The problem: Transcribe every record that appears below, exactly and in full.

■ ■ ■ ■

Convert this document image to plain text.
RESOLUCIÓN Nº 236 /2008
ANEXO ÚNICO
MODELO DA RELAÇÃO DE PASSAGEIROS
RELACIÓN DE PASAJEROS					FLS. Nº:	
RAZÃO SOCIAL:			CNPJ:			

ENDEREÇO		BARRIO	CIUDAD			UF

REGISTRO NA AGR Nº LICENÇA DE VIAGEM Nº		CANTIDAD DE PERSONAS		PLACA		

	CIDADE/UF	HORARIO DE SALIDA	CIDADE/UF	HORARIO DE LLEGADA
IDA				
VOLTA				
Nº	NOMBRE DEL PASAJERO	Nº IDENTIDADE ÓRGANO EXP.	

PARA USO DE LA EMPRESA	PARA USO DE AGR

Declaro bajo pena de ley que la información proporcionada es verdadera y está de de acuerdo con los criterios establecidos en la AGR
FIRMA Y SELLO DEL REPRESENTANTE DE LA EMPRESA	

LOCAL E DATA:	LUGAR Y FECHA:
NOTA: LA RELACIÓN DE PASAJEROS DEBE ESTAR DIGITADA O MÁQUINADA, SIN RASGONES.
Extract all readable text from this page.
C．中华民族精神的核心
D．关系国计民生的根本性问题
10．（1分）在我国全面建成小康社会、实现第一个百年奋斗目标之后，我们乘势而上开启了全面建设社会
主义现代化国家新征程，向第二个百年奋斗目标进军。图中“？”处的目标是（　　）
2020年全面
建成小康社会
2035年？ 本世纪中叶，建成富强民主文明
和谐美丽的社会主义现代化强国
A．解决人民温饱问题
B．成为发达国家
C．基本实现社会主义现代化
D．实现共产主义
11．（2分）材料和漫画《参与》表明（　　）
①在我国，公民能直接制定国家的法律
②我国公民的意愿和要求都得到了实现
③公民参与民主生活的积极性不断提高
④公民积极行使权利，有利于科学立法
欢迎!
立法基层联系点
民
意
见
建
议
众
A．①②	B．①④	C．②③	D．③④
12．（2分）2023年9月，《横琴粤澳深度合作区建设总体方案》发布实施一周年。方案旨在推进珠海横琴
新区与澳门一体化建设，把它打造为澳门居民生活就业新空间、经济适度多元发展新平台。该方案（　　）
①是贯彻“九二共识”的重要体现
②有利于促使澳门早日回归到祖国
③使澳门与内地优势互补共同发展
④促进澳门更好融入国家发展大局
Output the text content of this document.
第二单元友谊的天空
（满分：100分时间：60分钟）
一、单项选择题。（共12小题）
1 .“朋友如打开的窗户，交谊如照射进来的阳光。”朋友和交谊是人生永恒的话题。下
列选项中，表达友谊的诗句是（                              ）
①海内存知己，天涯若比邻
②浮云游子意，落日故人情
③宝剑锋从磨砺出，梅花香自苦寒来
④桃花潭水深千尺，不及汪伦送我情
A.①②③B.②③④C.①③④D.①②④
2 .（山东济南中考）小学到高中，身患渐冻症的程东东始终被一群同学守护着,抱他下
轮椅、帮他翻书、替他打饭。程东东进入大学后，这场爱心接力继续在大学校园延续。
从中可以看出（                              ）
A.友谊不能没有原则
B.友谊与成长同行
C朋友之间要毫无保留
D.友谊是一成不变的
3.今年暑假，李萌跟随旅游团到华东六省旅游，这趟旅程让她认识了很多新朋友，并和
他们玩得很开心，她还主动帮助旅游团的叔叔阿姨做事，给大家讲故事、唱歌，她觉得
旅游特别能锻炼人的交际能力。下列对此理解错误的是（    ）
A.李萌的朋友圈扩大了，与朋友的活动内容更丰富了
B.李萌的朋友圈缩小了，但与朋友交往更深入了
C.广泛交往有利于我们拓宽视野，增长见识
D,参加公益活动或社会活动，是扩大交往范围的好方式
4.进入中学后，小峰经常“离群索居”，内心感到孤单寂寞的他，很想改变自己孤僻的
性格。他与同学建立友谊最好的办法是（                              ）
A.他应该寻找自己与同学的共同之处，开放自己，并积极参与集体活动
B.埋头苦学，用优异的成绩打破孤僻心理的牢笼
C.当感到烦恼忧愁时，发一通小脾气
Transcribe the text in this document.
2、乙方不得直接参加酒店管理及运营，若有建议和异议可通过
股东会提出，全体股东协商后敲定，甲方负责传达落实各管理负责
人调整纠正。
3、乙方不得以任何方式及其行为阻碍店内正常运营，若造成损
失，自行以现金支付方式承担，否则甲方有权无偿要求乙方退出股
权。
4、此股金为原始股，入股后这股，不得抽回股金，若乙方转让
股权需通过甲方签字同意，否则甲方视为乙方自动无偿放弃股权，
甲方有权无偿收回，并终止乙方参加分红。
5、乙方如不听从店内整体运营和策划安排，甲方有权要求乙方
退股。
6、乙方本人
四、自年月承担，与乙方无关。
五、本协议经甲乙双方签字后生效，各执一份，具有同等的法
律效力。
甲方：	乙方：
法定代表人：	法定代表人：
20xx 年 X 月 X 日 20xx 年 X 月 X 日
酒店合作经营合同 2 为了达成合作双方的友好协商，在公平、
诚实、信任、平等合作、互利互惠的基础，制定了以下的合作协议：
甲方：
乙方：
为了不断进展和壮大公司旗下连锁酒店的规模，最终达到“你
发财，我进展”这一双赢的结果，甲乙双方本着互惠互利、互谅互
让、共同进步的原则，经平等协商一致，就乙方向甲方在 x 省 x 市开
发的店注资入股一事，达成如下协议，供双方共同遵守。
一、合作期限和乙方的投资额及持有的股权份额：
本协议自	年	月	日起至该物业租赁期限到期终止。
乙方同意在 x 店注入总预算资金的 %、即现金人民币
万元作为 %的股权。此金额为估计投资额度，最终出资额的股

■ ■ ■ ■

Task output:
Convert this document image to plain text.
RESOLUCIÓN Nº 236 /2008
ANEXO ÚNICO
MODELO DA RELAÇÃO DE PASSAGEIROS
RELACIÓN DE PASAJEROS					FLS. Nº:	
RAZÃO SOCIAL:			CNPJ:			

ENDEREÇO		BARRIO	CIUDAD			UF

REGISTRO NA AGR Nº LICENÇA DE VIAGEM Nº		CANTIDAD DE PERSONAS		PLACA		

	CIDADE/UF	HORARIO DE SALIDA	CIDADE/UF	HORARIO DE LLEGADA
IDA				
VOLTA				
Nº	NOMBRE DEL PASAJERO	Nº IDENTIDADE ÓRGANO EXP.	

PARA USO DE LA EMPRESA	PARA USO DE AGR

Declaro bajo pena de ley que la información proporcionada es verdadera y está de de acuerdo con los criterios establecidos en la AGR
FIRMA Y SELLO DEL REPRESENTANTE DE LA EMPRESA	

LOCAL E DATA:	LUGAR Y FECHA:
NOTA: LA RELACIÓN DE PASAJEROS DEBE ESTAR DIGITADA O MÁQUINADA, SIN RASGONES.
Extract all readable text from this page.
C．中华民族精神的核心
D．关系国计民生的根本性问题
10．（1分）在我国全面建成小康社会、实现第一个百年奋斗目标之后，我们乘势而上开启了全面建设社会
主义现代化国家新征程，向第二个百年奋斗目标进军。图中“？”处的目标是（　　）
2020年全面
建成小康社会
2035年？ 本世纪中叶，建成富强民主文明
和谐美丽的社会主义现代化强国
A．解决人民温饱问题
B．成为发达国家
C．基本实现社会主义现代化
D．实现共产主义
11．（2分）材料和漫画《参与》表明（　　）
①在我国，公民能直接制定国家的法律
②我国公民的意愿和要求都得到了实现
③公民参与民主生活的积极性不断提高
④公民积极行使权利，有利于科学立法
欢迎!
立法基层联系点
民
意
见
建
议
众
A．①②	B．①④	C．②③	D．③④
12．（2分）2023年9月，《横琴粤澳深度合作区建设总体方案》发布实施一周年。方案旨在推进珠海横琴
新区与澳门一体化建设，把它打造为澳门居民生活就业新空间、经济适度多元发展新平台。该方案（　　）
①是贯彻“九二共识”的重要体现
②有利于促使澳门早日回归到祖国
③使澳门与内地优势互补共同发展
④促进澳门更好融入国家发展大局
Output the text content of this document.
第二单元友谊的天空
（满分：100分时间：60分钟）
一、单项选择题。（共12小题）
1 .“朋友如打开的窗户，交谊如照射进来的阳光。”朋友和交谊是人生永恒的话题。下
列选项中，表达友谊的诗句是（                              ）
①海内存知己，天涯若比邻
②浮云游子意，落日故人情
③宝剑锋从磨砺出，梅花香自苦寒来
④桃花潭水深千尺，不及汪伦送我情
A.①②③B.②③④C.①③④D.①②④
2 .（山东济南中考）小学到高中，身患渐冻症的程东东始终被一群同学守护着,抱他下
轮椅、帮他翻书、替他打饭。程东东进入大学后，这场爱心接力继续在大学校园延续。
从中可以看出（                              ）
A.友谊不能没有原则
B.友谊与成长同行
C朋友之间要毫无保留
D.友谊是一成不变的
3.今年暑假，李萌跟随旅游团到华东六省旅游，这趟旅程让她认识了很多新朋友，并和
他们玩得很开心，她还主动帮助旅游团的叔叔阿姨做事，给大家讲故事、唱歌，她觉得
旅游特别能锻炼人的交际能力。下列对此理解错误的是（    ）
A.李萌的朋友圈扩大了，与朋友的活动内容更丰富了
B.李萌的朋友圈缩小了，但与朋友交往更深入了
C.广泛交往有利于我们拓宽视野，增长见识
D,参加公益活动或社会活动，是扩大交往范围的好方式
4.进入中学后，小峰经常“离群索居”，内心感到孤单寂寞的他，很想改变自己孤僻的
性格。他与同学建立友谊最好的办法是（                              ）
A.他应该寻找自己与同学的共同之处，开放自己，并积极参与集体活动
B.埋头苦学，用优异的成绩打破孤僻心理的牢笼
C.当感到烦恼忧愁时，发一通小脾气
Transcribe the text in this document.
2、乙方不得直接参加酒店管理及运营，若有建议和异议可通过
股东会提出，全体股东协商后敲定，甲方负责传达落实各管理负责
人调整纠正。
3、乙方不得以任何方式及其行为阻碍店内正常运营，若造成损
失，自行以现金支付方式承担，否则甲方有权无偿要求乙方退出股
权。
4、此股金为原始股，入股后这股，不得抽回股金，若乙方转让
股权需通过甲方签字同意，否则甲方视为乙方自动无偿放弃股权，
甲方有权无偿收回，并终止乙方参加分红。
5、乙方如不听从店内整体运营和策划安排，甲方有权要求乙方
退股。
6、乙方本人
四、自年月承担，与乙方无关。
五、本协议经甲乙双方签字后生效，各执一份，具有同等的法
律效力。
甲方：	乙方：
法定代表人：	法定代表人：
20xx 年 X 月 X 日 20xx 年 X 月 X 日
酒店合作经营合同 2 为了达成合作双方的友好协商，在公平、
诚实、信任、平等合作、互利互惠的基础，制定了以下的合作协议：
甲方：
乙方：
为了不断进展和壮大公司旗下连锁酒店的规模，最终达到“你
发财，我进展”这一双赢的结果，甲乙双方本着互惠互利、互谅互
让、共同进步的原则，经平等协商一致，就乙方向甲方在 x 省 x 市开
发的店注资入股一事，达成如下协议，供双方共同遵守。
一、合作期限和乙方的投资额及持有的股权份额：
本协议自	年	月	日起至该物业租赁期限到期终止。
乙方同意在 x 店注入总预算资金的 %、即现金人民币
万元作为 %的股权。此金额为估计投资额度，最终出资额的股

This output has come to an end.